[WHAT IS EXPECTED] Output every record exactly, and nothing more.
********
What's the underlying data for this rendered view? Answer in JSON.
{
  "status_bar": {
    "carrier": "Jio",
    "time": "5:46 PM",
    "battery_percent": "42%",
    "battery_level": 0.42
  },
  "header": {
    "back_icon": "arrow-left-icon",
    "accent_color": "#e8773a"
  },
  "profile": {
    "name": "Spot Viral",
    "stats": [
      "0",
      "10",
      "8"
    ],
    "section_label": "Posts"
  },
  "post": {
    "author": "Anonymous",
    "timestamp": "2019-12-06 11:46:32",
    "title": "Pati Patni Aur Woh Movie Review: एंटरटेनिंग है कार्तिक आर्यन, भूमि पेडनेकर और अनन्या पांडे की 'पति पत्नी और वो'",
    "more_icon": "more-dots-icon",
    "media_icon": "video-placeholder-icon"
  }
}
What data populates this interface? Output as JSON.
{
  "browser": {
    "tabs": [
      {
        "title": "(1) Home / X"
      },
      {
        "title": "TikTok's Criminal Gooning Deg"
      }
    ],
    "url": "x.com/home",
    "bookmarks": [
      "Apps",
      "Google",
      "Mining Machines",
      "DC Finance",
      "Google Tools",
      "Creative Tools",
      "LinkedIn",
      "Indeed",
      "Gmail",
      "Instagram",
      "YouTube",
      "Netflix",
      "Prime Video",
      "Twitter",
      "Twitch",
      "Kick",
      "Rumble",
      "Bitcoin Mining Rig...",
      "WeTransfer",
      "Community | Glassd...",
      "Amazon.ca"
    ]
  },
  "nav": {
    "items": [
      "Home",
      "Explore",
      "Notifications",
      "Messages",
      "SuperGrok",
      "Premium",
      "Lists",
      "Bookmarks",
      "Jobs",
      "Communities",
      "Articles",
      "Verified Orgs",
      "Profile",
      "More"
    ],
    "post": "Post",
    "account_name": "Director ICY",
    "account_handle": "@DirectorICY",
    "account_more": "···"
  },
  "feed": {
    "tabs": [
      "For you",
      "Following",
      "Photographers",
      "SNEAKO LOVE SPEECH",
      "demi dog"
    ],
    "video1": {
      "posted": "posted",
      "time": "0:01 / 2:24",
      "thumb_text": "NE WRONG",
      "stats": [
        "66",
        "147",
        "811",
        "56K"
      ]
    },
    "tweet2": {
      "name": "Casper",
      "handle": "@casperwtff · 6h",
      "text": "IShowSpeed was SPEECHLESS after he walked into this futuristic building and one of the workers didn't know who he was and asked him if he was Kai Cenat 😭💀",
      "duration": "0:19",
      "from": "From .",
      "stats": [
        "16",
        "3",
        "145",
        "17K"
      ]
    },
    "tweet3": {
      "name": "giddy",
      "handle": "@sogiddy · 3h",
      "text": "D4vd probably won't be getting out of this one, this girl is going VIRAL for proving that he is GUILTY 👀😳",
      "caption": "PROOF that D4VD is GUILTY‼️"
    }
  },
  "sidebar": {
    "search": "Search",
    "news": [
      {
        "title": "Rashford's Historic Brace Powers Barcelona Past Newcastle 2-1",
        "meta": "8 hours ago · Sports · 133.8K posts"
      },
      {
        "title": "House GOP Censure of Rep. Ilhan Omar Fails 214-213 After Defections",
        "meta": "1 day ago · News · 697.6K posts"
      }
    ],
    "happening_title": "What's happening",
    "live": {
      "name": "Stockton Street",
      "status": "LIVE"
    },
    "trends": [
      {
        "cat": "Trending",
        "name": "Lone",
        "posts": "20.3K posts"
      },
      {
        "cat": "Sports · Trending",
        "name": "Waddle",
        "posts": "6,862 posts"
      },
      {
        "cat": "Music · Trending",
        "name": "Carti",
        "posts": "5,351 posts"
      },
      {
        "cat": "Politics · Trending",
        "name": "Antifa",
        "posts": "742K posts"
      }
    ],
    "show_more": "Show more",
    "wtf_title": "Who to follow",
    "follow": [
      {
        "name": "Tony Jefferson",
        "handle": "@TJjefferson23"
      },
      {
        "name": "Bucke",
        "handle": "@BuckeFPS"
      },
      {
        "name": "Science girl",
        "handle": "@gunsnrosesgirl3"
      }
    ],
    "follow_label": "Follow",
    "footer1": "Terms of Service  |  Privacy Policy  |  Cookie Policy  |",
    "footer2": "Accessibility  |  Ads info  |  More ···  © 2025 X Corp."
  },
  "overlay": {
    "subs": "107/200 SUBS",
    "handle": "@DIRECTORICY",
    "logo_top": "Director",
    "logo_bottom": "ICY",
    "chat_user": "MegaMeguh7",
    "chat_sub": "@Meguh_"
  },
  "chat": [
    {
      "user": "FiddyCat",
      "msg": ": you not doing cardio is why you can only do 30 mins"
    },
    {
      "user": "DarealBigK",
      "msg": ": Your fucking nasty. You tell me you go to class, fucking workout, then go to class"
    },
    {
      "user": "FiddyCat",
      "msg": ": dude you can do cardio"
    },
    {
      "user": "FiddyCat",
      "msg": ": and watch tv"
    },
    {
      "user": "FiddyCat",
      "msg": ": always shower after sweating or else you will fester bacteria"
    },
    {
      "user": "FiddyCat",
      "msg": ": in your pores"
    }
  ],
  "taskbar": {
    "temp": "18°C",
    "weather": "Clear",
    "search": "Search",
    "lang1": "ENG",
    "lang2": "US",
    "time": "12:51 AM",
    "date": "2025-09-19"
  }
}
********
[SOLUTION FOR THIS TASK]
What's the underlying data for this rendered view? Answer in JSON.
{
  "status_bar": {
    "carrier": "Jio",
    "time": "5:46 PM",
    "battery_percent": "42%",
    "battery_level": 0.42
  },
  "header": {
    "back_icon": "arrow-left-icon",
    "accent_color": "#e8773a"
  },
  "profile": {
    "name": "Spot Viral",
    "stats": [
      "0",
      "10",
      "8"
    ],
    "section_label": "Posts"
  },
  "post": {
    "author": "Anonymous",
    "timestamp": "2019-12-06 11:46:32",
    "title": "Pati Patni Aur Woh Movie Review: एंटरटेनिंग है कार्तिक आर्यन, भूमि पेडनेकर और अनन्या पांडे की 'पति पत्नी और वो'",
    "more_icon": "more-dots-icon",
    "media_icon": "video-placeholder-icon"
  }
}
What data populates this interface? Output as JSON.
{
  "browser": {
    "tabs": [
      {
        "title": "(1) Home / X"
      },
      {
        "title": "TikTok's Criminal Gooning Deg"
      }
    ],
    "url": "x.com/home",
    "bookmarks": [
      "Apps",
      "Google",
      "Mining Machines",
      "DC Finance",
      "Google Tools",
      "Creative Tools",
      "LinkedIn",
      "Indeed",
      "Gmail",
      "Instagram",
      "YouTube",
      "Netflix",
      "Prime Video",
      "Twitter",
      "Twitch",
      "Kick",
      "Rumble",
      "Bitcoin Mining Rig...",
      "WeTransfer",
      "Community | Glassd...",
      "Amazon.ca"
    ]
  },
  "nav": {
    "items": [
      "Home",
      "Explore",
      "Notifications",
      "Messages",
      "SuperGrok",
      "Premium",
      "Lists",
      "Bookmarks",
      "Jobs",
      "Communities",
      "Articles",
      "Verified Orgs",
      "Profile",
      "More"
    ],
    "post": "Post",
    "account_name": "Director ICY",
    "account_handle": "@DirectorICY",
    "account_more": "···"
  },
  "feed": {
    "tabs": [
      "For you",
      "Following",
      "Photographers",
      "SNEAKO LOVE SPEECH",
      "demi dog"
    ],
    "video1": {
      "posted": "posted",
      "time": "0:01 / 2:24",
      "thumb_text": "NE WRONG",
      "stats": [
        "66",
        "147",
        "811",
        "56K"
      ]
    },
    "tweet2": {
      "name": "Casper",
      "handle": "@casperwtff · 6h",
      "text": "IShowSpeed was SPEECHLESS after he walked into this futuristic building and one of the workers didn't know who he was and asked him if he was Kai Cenat 😭💀",
      "duration": "0:19",
      "from": "From .",
      "stats": [
        "16",
        "3",
        "145",
        "17K"
      ]
    },
    "tweet3": {
      "name": "giddy",
      "handle": "@sogiddy · 3h",
      "text": "D4vd probably won't be getting out of this one, this girl is going VIRAL for proving that he is GUILTY 👀😳",
      "caption": "PROOF that D4VD is GUILTY‼️"
    }
  },
  "sidebar": {
    "search": "Search",
    "news": [
      {
        "title": "Rashford's Historic Brace Powers Barcelona Past Newcastle 2-1",
        "meta": "8 hours ago · Sports · 133.8K posts"
      },
      {
        "title": "House GOP Censure of Rep. Ilhan Omar Fails 214-213 After Defections",
        "meta": "1 day ago · News · 697.6K posts"
      }
    ],
    "happening_title": "What's happening",
    "live": {
      "name": "Stockton Street",
      "status": "LIVE"
    },
    "trends": [
      {
        "cat": "Trending",
        "name": "Lone",
        "posts": "20.3K posts"
      },
      {
        "cat": "Sports · Trending",
        "name": "Waddle",
        "posts": "6,862 posts"
      },
      {
        "cat": "Music · Trending",
        "name": "Carti",
        "posts": "5,351 posts"
      },
      {
        "cat": "Politics · Trending",
        "name": "Antifa",
        "posts": "742K posts"
      }
    ],
    "show_more": "Show more",
    "wtf_title": "Who to follow",
    "follow": [
      {
        "name": "Tony Jefferson",
        "handle": "@TJjefferson23"
      },
      {
        "name": "Bucke",
        "handle": "@BuckeFPS"
      },
      {
        "name": "Science girl",
        "handle": "@gunsnrosesgirl3"
      }
    ],
    "follow_label": "Follow",
    "footer1": "Terms of Service  |  Privacy Policy  |  Cookie Policy  |",
    "footer2": "Accessibility  |  Ads info  |  More ···  © 2025 X Corp."
  },
  "overlay": {
    "subs": "107/200 SUBS",
    "handle": "@DIRECTORICY",
    "logo_top": "Director",
    "logo_bottom": "ICY",
    "chat_user": "MegaMeguh7",
    "chat_sub": "@Meguh_"
  },
  "chat": [
    {
      "user": "FiddyCat",
      "msg": ": you not doing cardio is why you can only do 30 mins"
    },
    {
      "user": "DarealBigK",
      "msg": ": Your fucking nasty. You tell me you go to class, fucking workout, then go to class"
    },
    {
      "user": "FiddyCat",
      "msg": ": dude you can do cardio"
    },
    {
      "user": "FiddyCat",
      "msg": ": and watch tv"
    },
    {
      "user": "FiddyCat",
      "msg": ": always shower after sweating or else you will fester bacteria"
    },
    {
      "user": "FiddyCat",
      "msg": ": in your pores"
    }
  ],
  "taskbar": {
    "temp": "18°C",
    "weather": "Clear",
    "search": "Search",
    "lang1": "ENG",
    "lang2": "US",
    "time": "12:51 AM",
    "date": "2025-09-19"
  }
}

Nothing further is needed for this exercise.